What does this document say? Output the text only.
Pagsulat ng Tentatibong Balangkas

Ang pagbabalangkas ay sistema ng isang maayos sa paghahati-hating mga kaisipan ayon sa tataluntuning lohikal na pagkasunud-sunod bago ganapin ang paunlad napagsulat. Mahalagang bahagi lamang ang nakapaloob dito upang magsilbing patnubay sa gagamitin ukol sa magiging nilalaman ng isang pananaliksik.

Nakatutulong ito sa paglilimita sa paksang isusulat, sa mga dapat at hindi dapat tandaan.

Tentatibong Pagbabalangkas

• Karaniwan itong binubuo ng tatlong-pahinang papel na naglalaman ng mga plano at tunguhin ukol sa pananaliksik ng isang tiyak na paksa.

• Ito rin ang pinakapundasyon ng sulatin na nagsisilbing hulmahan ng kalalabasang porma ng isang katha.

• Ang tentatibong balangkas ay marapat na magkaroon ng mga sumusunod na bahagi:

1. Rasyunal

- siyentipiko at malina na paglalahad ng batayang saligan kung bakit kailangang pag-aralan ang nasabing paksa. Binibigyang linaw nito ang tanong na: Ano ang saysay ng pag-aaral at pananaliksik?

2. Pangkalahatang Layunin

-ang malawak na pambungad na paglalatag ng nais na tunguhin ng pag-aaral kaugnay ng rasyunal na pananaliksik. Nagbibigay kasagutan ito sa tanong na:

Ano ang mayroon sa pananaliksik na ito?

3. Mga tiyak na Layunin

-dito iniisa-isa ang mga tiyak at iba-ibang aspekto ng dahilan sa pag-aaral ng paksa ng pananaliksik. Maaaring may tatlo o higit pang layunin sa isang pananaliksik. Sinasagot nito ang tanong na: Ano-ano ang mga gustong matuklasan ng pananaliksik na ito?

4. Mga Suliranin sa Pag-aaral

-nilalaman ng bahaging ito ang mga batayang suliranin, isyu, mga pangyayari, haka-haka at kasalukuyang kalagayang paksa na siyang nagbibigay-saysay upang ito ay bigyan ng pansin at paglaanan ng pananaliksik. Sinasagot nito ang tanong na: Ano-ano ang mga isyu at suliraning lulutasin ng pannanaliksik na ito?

◆ ◆ ◆

Instructions to follow - Look through the material above and pick out each line holding the word "ukol".

Task answer -
Ang pagbabalangkas ay sistema ng isang maayos sa paghahati-hating mga kaisipan ayon sa tataluntuning lohikal na pagkasunud-sunod bago ganapin ang paunlad napagsulat. Mahalagang bahagi lamang ang nakapaloob dito upang magsilbing patnubay sa gagamitin ukol sa magiging nilalaman ng isang pananaliksik.
• Karaniwan itong binubuo ng tatlong-pahinang papel na naglalaman ng mga plano at tunguhin ukol sa pananaliksik ng isang tiyak na paksa.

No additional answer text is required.